___ Records shown ___
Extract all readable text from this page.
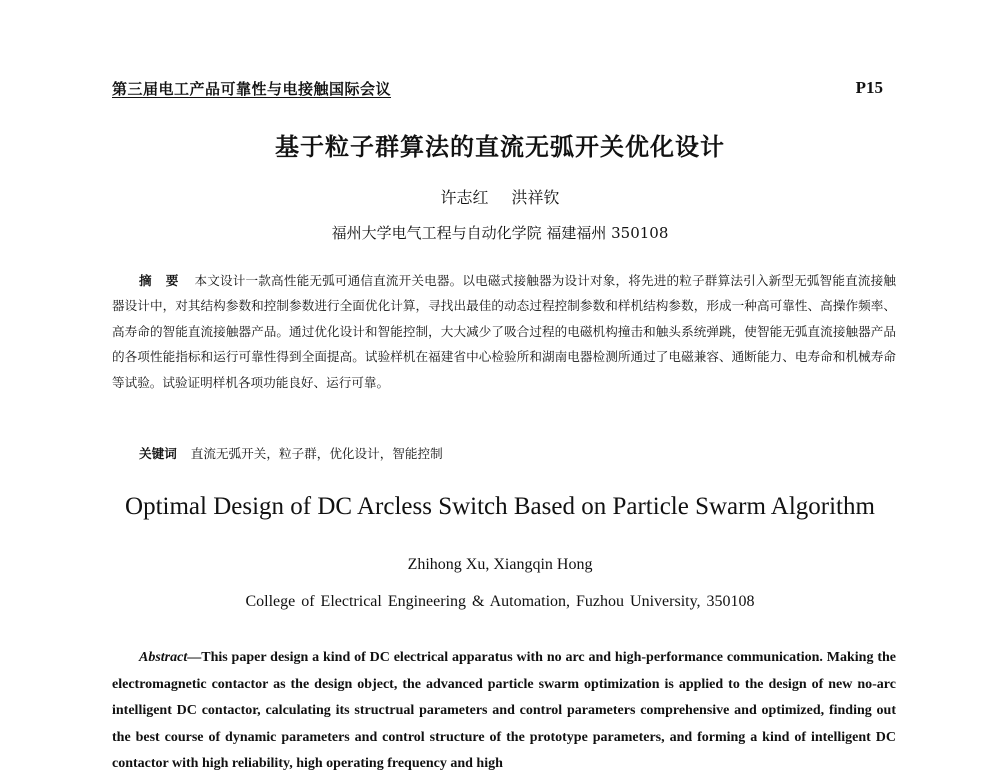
第三届电工产品可靠性与电接触国际会议	P15
基于粒子群算法的直流无弧开关优化设计
许志红 洪祥钦
福州大学电气工程与自动化学院 福建福州 350108
摘要 本文设计一款高性能无弧可通信直流开关电器。以电磁式接触器为设计对象，将先进的粒子群算法引入新型无弧智能直流接触器设计中，对其结构参数和控制参数进行全面优化计算，寻找出最佳的动态过程控制参数和样机结构参数，形成一种高可靠性、高操作频率、高寿命的智能直流接触器产品。通过优化设计和智能控制，大大减少了吸合过程的电磁机构撞击和触头系统弹跳，使智能无弧直流接触器产品的各项性能指标和运行可靠性得到全面提高。试验样机在福建省中心检验所和湖南电器检测所通过了电磁兼容、通断能力、电寿命和机械寿命等试验。试验证明样机各项功能良好、运行可靠。
关键词 直流无弧开关，粒子群，优化设计，智能控制
Optimal Design of DC Arcless Switch Based on Particle Swarm Algorithm
Zhihong Xu, Xiangqin Hong
College of Electrical Engineering & Automation, Fuzhou University, 350108
Abstract—This paper design a kind of DC electrical apparatus with no arc and high-performance communication. Making the electromagnetic contactor as the design object, the advanced particle swarm optimization is applied to the design of new no-arc intelligent DC contactor, calculating its structrual parameters and control parameters comprehensive and optimized, finding out the best course of dynamic parameters and control structure of the prototype parameters, and forming a kind of intelligent DC contactor with high reliability, high operating frequency and high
___
In your copy of the listing above, reproduce each line exactly and omit all pictures.

Extract all readable text from this page.
第三届电工产品可靠性与电接触国际会议	P15
基于粒子群算法的直流无弧开关优化设计
许志红 洪祥钦
福州大学电气工程与自动化学院 福建福州 350108
摘要 本文设计一款高性能无弧可通信直流开关电器。以电磁式接触器为设计对象，将先进的粒子群算法引入新型无弧智能直流接触器设计中，对其结构参数和控制参数进行全面优化计算，寻找出最佳的动态过程控制参数和样机结构参数，形成一种高可靠性、高操作频率、高寿命的智能直流接触器产品。通过优化设计和智能控制，大大减少了吸合过程的电磁机构撞击和触头系统弹跳，使智能无弧直流接触器产品的各项性能指标和运行可靠性得到全面提高。试验样机在福建省中心检验所和湖南电器检测所通过了电磁兼容、通断能力、电寿命和机械寿命等试验。试验证明样机各项功能良好、运行可靠。
关键词 直流无弧开关，粒子群，优化设计，智能控制
Optimal Design of DC Arcless Switch Based on Particle Swarm Algorithm
Zhihong Xu, Xiangqin Hong
College of Electrical Engineering & Automation, Fuzhou University, 350108
Abstract—This paper design a kind of DC electrical apparatus with no arc and high-performance communication. Making the electromagnetic contactor as the design object, the advanced particle swarm optimization is applied to the design of new no-arc intelligent DC contactor, calculating its structrual parameters and control parameters comprehensive and optimized, finding out the best course of dynamic parameters and control structure of the prototype parameters, and forming a kind of intelligent DC contactor with high reliability, high operating frequency and high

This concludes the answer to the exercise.